_Goal of the exercise_. How many lines of the records below contain the word "habet"? Answer with the number alone.

_Data for this task_.
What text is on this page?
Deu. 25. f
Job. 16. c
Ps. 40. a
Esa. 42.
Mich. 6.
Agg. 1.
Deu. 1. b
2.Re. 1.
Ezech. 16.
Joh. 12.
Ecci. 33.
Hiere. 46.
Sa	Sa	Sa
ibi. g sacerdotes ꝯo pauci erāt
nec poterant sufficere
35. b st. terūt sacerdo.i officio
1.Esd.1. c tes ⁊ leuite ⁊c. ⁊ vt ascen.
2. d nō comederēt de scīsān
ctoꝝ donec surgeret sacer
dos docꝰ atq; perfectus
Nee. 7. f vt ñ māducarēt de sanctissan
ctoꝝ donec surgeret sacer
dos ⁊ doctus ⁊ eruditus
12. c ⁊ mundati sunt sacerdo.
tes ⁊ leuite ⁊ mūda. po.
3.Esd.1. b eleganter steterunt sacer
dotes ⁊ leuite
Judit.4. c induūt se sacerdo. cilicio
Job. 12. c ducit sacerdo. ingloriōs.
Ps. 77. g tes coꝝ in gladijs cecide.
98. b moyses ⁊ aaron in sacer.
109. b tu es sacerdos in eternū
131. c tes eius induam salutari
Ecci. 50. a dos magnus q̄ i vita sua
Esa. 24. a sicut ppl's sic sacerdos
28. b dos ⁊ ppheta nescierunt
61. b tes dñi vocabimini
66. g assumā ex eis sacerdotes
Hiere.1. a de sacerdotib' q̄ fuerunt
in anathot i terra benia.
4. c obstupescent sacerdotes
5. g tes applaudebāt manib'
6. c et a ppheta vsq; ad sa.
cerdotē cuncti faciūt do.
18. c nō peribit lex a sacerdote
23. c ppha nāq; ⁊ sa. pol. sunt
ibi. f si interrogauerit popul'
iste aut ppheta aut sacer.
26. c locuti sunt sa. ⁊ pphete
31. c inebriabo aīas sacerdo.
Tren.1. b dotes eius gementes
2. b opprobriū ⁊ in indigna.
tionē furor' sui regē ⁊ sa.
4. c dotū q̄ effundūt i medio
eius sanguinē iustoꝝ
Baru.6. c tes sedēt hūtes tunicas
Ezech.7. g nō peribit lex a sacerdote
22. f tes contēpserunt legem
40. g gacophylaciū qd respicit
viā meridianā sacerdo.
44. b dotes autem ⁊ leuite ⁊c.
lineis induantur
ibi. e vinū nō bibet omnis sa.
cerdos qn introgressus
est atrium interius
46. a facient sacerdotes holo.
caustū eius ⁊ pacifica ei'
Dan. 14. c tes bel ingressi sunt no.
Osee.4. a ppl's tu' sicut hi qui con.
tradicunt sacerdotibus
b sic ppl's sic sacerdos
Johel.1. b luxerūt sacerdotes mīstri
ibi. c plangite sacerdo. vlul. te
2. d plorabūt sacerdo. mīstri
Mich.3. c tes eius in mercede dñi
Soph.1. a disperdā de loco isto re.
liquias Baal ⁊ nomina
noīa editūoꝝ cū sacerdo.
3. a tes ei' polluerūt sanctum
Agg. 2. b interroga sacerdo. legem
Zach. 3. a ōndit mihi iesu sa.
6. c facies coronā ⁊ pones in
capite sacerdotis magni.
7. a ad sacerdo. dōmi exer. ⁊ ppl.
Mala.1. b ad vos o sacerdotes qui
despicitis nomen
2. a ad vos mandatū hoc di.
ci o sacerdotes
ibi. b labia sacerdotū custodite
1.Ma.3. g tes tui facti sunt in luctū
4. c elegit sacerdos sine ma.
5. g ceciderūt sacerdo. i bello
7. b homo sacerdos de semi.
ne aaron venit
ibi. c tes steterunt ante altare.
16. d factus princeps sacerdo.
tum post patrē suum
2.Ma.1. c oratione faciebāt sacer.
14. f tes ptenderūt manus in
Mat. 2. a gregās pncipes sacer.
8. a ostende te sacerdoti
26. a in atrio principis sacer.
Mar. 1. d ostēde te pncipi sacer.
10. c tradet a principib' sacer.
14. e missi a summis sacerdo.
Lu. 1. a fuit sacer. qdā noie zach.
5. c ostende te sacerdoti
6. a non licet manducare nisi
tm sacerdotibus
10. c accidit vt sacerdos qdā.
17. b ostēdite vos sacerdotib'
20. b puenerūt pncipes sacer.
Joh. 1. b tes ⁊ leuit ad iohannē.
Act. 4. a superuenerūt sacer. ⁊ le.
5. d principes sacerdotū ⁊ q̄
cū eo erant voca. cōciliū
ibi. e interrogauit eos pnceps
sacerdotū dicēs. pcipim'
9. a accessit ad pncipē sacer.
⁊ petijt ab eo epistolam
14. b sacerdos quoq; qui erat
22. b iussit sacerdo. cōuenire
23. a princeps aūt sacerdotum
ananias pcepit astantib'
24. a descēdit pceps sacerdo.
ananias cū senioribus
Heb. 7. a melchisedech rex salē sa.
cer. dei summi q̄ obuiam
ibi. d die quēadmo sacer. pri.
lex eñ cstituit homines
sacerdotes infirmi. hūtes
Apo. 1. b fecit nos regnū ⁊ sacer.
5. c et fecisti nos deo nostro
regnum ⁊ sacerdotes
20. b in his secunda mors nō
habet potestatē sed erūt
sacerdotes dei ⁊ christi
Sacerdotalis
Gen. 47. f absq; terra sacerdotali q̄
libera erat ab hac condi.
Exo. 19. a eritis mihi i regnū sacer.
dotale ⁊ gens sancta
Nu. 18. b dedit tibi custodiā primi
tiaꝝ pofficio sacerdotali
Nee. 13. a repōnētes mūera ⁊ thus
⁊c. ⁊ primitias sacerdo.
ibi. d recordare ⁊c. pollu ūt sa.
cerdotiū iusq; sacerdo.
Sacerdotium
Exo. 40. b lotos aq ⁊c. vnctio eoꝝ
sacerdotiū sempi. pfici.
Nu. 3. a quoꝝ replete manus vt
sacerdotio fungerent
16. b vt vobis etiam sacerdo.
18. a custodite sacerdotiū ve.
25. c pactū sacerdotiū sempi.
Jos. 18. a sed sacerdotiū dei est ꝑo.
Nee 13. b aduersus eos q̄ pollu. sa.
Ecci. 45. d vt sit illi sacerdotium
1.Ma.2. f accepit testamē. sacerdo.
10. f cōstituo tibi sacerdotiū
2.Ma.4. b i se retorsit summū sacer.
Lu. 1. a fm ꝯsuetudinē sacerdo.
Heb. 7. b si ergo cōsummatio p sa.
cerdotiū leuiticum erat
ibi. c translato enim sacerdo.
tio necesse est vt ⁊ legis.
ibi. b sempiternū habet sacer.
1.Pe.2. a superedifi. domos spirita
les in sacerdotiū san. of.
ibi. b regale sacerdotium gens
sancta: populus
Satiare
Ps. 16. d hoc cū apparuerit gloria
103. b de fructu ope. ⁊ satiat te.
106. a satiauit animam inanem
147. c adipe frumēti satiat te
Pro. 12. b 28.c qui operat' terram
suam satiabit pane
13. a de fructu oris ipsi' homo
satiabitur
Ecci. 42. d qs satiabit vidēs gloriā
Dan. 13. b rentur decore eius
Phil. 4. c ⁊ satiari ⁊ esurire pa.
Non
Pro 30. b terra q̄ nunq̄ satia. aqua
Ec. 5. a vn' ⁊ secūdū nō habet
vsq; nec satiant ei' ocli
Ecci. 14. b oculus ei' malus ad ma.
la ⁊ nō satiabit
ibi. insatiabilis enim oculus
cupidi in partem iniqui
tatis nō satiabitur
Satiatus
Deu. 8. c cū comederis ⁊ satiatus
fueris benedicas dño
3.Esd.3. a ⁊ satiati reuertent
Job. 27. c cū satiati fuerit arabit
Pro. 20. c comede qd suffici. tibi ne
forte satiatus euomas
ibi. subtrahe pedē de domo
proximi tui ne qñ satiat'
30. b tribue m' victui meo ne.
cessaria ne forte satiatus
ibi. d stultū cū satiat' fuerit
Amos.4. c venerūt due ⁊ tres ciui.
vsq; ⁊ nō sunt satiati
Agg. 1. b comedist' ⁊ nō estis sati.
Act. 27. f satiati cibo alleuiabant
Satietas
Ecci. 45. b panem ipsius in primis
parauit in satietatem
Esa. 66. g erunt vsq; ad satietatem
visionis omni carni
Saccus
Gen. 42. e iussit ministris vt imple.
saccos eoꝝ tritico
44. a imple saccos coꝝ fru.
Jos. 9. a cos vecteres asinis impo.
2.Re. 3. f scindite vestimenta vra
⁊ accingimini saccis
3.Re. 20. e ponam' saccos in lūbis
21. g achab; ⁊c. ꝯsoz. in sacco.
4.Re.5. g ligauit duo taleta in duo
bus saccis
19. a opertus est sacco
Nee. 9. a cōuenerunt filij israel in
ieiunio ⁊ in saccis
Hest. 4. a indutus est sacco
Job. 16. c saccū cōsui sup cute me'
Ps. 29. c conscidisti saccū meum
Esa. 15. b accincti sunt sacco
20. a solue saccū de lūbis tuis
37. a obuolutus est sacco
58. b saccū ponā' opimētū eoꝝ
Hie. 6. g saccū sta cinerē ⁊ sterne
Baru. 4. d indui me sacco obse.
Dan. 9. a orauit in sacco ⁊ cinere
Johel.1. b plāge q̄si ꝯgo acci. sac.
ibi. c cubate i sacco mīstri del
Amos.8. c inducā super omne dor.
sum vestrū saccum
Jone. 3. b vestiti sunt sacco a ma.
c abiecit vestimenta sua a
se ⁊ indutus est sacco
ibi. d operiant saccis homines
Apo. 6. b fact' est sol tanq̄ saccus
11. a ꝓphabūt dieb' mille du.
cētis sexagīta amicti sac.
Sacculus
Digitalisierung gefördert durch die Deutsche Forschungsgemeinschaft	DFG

_Full output_. 3